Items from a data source
--*--
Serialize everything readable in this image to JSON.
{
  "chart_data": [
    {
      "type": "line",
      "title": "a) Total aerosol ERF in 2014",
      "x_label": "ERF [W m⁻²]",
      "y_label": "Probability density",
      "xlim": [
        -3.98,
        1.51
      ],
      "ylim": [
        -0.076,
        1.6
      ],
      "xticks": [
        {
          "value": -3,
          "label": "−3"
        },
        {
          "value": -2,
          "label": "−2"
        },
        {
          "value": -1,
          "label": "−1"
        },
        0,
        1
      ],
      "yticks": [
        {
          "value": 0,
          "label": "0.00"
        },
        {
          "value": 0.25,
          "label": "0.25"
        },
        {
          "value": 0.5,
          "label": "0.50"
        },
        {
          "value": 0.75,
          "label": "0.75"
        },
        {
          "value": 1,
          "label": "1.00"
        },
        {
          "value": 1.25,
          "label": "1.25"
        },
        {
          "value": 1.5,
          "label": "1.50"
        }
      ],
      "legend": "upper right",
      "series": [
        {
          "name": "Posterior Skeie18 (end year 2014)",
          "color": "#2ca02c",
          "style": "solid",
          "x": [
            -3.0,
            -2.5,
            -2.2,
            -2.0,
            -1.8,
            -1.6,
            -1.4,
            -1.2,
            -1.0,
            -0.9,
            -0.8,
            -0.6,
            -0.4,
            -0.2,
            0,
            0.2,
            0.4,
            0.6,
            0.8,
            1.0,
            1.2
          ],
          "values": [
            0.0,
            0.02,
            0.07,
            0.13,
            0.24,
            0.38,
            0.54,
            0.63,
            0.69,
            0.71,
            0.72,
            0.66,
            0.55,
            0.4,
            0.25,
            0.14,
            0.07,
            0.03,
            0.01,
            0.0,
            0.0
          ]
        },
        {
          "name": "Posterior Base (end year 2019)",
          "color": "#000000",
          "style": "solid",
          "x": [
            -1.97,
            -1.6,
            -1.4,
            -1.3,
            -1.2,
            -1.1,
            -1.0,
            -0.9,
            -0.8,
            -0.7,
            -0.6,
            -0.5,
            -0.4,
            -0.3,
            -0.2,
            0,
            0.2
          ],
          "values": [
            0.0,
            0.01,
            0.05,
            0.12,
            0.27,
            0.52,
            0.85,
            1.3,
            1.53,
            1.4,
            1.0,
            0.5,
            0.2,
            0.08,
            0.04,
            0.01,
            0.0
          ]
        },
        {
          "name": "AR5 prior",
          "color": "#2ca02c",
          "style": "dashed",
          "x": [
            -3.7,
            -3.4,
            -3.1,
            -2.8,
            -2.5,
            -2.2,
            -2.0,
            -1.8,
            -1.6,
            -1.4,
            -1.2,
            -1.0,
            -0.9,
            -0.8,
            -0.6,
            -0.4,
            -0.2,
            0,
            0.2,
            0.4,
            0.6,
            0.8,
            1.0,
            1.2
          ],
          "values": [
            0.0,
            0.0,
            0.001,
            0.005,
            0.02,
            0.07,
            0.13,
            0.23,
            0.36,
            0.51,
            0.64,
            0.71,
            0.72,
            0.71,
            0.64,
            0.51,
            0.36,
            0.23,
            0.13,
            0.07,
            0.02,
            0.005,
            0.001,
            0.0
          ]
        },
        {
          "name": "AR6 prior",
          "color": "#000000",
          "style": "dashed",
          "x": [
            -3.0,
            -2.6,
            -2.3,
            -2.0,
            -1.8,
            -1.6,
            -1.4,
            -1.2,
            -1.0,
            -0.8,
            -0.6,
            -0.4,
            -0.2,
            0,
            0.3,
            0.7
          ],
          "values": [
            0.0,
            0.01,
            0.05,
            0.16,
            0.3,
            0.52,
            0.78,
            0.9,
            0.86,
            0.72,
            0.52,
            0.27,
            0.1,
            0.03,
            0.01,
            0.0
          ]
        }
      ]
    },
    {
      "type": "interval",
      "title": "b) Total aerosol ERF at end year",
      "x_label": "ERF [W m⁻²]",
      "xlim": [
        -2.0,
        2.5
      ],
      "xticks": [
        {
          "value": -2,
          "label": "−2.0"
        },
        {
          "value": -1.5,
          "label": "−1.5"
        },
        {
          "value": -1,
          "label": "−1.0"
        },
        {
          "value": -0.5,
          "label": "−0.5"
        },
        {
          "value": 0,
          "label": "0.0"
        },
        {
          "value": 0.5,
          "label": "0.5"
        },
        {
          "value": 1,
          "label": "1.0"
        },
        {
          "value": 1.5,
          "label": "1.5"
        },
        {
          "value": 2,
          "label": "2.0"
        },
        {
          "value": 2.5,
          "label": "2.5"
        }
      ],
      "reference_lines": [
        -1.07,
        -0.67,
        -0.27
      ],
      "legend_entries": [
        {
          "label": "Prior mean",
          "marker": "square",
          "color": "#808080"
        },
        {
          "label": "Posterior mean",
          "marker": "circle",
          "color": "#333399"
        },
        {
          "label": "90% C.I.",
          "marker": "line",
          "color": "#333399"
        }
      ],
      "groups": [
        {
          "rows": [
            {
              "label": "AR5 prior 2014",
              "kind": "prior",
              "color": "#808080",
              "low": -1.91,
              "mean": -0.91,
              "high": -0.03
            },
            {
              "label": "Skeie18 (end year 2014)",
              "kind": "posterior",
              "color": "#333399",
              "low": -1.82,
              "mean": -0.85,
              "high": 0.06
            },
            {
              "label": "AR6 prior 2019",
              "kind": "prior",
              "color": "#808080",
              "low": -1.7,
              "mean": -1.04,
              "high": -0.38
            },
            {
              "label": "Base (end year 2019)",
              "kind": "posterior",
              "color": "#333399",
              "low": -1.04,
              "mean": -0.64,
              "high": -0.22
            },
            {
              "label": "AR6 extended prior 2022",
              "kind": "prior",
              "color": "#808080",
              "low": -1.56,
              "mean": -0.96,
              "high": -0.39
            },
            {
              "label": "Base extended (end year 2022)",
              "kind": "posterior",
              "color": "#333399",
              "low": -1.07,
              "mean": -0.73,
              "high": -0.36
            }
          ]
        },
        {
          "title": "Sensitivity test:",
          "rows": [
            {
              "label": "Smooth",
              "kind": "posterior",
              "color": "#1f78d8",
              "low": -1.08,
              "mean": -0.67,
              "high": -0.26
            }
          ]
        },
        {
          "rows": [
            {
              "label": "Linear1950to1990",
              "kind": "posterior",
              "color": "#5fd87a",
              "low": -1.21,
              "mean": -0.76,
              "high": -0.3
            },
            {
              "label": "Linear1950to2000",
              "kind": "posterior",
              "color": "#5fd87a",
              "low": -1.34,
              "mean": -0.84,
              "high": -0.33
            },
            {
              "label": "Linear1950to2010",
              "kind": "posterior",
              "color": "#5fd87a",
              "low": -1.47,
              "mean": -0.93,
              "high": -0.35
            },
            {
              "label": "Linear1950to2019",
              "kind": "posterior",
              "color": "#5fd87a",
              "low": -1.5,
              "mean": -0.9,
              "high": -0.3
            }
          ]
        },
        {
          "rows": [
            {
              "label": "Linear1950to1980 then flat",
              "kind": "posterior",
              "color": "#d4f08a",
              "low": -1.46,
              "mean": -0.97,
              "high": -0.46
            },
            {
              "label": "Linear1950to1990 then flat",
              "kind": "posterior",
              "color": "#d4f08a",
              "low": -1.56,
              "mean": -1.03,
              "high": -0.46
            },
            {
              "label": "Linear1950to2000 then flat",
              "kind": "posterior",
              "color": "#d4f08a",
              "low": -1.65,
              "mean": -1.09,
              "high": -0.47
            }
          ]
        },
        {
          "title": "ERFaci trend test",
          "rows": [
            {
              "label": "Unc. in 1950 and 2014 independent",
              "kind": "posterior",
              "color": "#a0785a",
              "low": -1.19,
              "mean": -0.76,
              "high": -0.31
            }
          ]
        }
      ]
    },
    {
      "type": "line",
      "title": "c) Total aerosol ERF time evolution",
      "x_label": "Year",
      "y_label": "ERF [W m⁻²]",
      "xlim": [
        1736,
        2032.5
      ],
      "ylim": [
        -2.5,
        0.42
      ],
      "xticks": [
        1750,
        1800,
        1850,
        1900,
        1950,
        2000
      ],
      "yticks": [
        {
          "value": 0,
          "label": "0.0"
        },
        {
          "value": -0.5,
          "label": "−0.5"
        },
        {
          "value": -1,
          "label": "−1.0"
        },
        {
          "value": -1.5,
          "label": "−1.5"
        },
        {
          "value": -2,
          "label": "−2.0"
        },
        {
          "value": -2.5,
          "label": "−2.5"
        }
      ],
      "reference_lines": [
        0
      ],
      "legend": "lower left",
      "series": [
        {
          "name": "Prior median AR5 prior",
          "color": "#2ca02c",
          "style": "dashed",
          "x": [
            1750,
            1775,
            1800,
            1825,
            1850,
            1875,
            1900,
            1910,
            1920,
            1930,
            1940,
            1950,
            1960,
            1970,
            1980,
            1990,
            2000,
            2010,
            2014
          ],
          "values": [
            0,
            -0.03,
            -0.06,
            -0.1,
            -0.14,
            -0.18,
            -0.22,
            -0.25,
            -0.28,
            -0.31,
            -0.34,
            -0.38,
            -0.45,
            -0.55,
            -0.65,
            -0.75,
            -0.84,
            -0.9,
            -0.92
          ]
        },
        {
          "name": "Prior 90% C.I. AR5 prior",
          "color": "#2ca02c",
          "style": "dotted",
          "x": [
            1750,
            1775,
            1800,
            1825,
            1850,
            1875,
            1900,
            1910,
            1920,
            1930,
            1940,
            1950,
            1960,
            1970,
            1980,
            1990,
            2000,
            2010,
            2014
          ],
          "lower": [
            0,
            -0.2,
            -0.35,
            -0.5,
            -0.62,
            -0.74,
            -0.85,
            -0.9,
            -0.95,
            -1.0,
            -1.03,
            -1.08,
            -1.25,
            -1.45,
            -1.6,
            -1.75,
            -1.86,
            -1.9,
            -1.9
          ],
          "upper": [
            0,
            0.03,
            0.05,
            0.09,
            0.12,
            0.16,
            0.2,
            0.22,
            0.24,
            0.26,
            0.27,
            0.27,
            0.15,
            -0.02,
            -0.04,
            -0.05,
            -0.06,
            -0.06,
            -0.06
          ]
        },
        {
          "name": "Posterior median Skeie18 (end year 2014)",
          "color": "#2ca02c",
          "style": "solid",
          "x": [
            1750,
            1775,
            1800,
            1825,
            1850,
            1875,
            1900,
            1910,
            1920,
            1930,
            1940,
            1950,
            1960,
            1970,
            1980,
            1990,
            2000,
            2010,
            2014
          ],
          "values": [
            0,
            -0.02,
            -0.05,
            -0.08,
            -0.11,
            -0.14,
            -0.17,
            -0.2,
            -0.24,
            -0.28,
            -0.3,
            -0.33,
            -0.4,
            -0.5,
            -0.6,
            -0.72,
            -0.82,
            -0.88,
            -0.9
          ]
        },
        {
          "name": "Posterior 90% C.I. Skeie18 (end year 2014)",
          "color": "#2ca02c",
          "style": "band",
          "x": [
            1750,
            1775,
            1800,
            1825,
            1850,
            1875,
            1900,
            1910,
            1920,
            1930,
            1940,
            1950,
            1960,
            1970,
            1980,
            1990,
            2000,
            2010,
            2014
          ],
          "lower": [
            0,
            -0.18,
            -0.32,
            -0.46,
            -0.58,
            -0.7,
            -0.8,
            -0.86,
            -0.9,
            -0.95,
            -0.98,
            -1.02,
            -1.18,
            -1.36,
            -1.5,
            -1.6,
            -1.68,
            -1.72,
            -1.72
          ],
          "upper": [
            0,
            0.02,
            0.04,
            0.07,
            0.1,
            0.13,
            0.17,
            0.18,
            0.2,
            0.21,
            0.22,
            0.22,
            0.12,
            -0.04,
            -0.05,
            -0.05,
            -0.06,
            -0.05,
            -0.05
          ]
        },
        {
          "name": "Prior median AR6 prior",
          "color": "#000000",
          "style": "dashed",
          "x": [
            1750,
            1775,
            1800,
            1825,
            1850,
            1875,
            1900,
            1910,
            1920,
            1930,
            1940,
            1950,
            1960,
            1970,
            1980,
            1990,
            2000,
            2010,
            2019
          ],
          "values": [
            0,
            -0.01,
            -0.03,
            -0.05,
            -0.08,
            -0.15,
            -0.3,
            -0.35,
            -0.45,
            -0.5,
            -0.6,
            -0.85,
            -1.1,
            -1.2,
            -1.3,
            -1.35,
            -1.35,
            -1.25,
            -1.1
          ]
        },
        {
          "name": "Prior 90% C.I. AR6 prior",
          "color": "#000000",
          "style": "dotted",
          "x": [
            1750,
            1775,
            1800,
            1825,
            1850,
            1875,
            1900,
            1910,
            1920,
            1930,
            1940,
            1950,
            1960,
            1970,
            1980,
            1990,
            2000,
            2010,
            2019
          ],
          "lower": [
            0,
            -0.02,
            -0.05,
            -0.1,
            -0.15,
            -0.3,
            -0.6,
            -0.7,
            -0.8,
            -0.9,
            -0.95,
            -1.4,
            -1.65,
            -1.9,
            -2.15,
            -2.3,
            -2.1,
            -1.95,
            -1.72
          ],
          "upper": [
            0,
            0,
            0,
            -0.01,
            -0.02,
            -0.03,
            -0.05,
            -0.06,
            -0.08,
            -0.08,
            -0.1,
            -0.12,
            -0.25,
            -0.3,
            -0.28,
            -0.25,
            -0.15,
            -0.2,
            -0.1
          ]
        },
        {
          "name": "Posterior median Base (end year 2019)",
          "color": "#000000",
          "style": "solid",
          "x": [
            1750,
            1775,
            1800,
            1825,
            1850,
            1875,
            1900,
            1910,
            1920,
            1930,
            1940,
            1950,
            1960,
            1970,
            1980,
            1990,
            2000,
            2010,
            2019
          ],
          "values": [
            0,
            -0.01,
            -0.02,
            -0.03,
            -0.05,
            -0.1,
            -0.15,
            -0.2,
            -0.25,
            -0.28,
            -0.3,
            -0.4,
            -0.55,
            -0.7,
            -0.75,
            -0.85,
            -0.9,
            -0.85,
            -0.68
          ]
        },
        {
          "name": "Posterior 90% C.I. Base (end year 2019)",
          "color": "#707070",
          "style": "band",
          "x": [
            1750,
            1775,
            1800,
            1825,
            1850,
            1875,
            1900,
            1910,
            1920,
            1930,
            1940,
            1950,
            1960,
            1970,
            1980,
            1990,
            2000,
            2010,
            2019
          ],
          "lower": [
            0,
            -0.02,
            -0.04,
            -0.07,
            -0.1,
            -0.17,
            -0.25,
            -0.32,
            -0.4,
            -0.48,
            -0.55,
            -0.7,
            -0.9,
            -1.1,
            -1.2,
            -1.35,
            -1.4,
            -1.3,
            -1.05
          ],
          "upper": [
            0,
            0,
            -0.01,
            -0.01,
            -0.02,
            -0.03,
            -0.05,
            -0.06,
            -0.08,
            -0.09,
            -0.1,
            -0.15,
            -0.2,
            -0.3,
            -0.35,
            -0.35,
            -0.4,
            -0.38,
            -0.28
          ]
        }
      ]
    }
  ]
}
--*--
Requirement: Say how many lines have the string "Base" in them, offering no words beyond the number.

Output below: 5